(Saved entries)

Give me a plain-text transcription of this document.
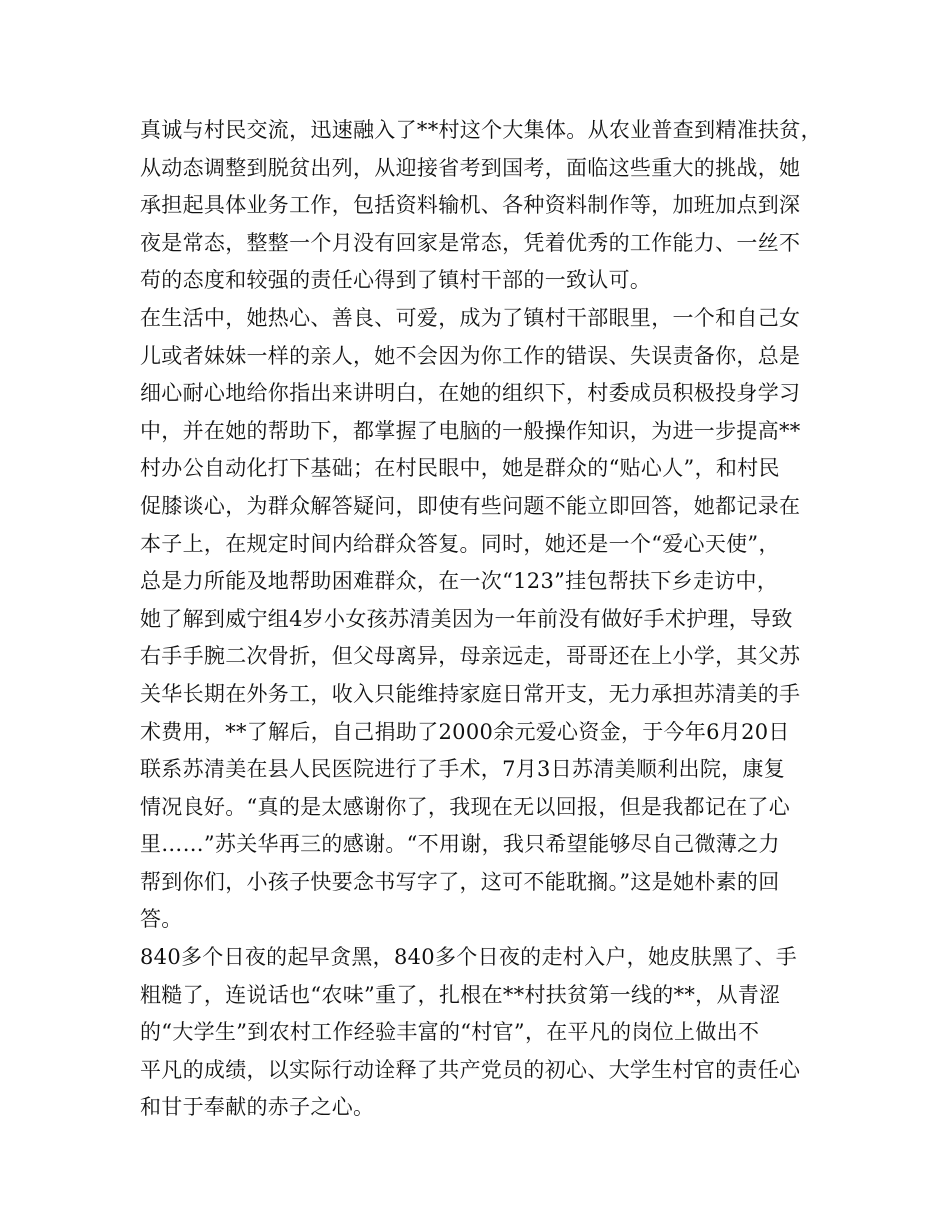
真诚与村民交流，迅速融入了**村这个大集体。从农业普查到精准扶贫，
从动态调整到脱贫出列，从迎接省考到国考，面临这些重大的挑战，她
承担起具体业务工作，包括资料输机、各种资料制作等，加班加点到深
夜是常态，整整一个月没有回家是常态，凭着优秀的工作能力、一丝不
苟的态度和较强的责任心得到了镇村干部的一致认可。
在生活中，她热心、善良、可爱，成为了镇村干部眼里，一个和自己女
儿或者妹妹一样的亲人，她不会因为你工作的错误、失误责备你，总是
细心耐心地给你指出来讲明白，在她的组织下，村委成员积极投身学习
中，并在她的帮助下，都掌握了电脑的一般操作知识，为进一步提高**
村办公自动化打下基础；在村民眼中，她是群众的“贴心人”，和村民
促膝谈心，为群众解答疑问，即使有些问题不能立即回答，她都记录在
本子上，在规定时间内给群众答复。同时，她还是一个“爱心天使”，
总是力所能及地帮助困难群众，在一次“123”挂包帮扶下乡走访中，
她了解到威宁组4岁小女孩苏清美因为一年前没有做好手术护理，导致
右手手腕二次骨折，但父母离异，母亲远走，哥哥还在上小学，其父苏
关华长期在外务工，收入只能维持家庭日常开支，无力承担苏清美的手
术费用，**了解后，自己捐助了2000余元爱心资金，于今年6月20日
联系苏清美在县人民医院进行了手术，7月3日苏清美顺利出院，康复
情况良好。“真的是太感谢你了，我现在无以回报，但是我都记在了心
里……”苏关华再三的感谢。“不用谢，我只希望能够尽自己微薄之力
帮到你们，小孩子快要念书写字了，这可不能耽搁。”这是她朴素的回
答。
840多个日夜的起早贪黑，840多个日夜的走村入户，她皮肤黑了、手
粗糙了，连说话也“农味”重了，扎根在**村扶贫第一线的**，从青涩
的“大学生”到农村工作经验丰富的“村官”，在平凡的岗位上做出不
平凡的成绩，以实际行动诠释了共产党员的初心、大学生村官的责任心
和甘于奉献的赤子之心。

__Exercise__
In your copy of the listing above, reproduce each line exactly and omit all pictures.

__Result of this task__
Give me a plain-text transcription of this document.
真诚与村民交流，迅速融入了**村这个大集体。从农业普查到精准扶贫，
从动态调整到脱贫出列，从迎接省考到国考，面临这些重大的挑战，她
承担起具体业务工作，包括资料输机、各种资料制作等，加班加点到深
夜是常态，整整一个月没有回家是常态，凭着优秀的工作能力、一丝不
苟的态度和较强的责任心得到了镇村干部的一致认可。
在生活中，她热心、善良、可爱，成为了镇村干部眼里，一个和自己女
儿或者妹妹一样的亲人，她不会因为你工作的错误、失误责备你，总是
细心耐心地给你指出来讲明白，在她的组织下，村委成员积极投身学习
中，并在她的帮助下，都掌握了电脑的一般操作知识，为进一步提高**
村办公自动化打下基础；在村民眼中，她是群众的“贴心人”，和村民
促膝谈心，为群众解答疑问，即使有些问题不能立即回答，她都记录在
本子上，在规定时间内给群众答复。同时，她还是一个“爱心天使”，
总是力所能及地帮助困难群众，在一次“123”挂包帮扶下乡走访中，
她了解到威宁组4岁小女孩苏清美因为一年前没有做好手术护理，导致
右手手腕二次骨折，但父母离异，母亲远走，哥哥还在上小学，其父苏
关华长期在外务工，收入只能维持家庭日常开支，无力承担苏清美的手
术费用，**了解后，自己捐助了2000余元爱心资金，于今年6月20日
联系苏清美在县人民医院进行了手术，7月3日苏清美顺利出院，康复
情况良好。“真的是太感谢你了，我现在无以回报，但是我都记在了心
里……”苏关华再三的感谢。“不用谢，我只希望能够尽自己微薄之力
帮到你们，小孩子快要念书写字了，这可不能耽搁。”这是她朴素的回
答。
840多个日夜的起早贪黑，840多个日夜的走村入户，她皮肤黑了、手
粗糙了，连说话也“农味”重了，扎根在**村扶贫第一线的**，从青涩
的“大学生”到农村工作经验丰富的“村官”，在平凡的岗位上做出不
平凡的成绩，以实际行动诠释了共产党员的初心、大学生村官的责任心
和甘于奉献的赤子之心。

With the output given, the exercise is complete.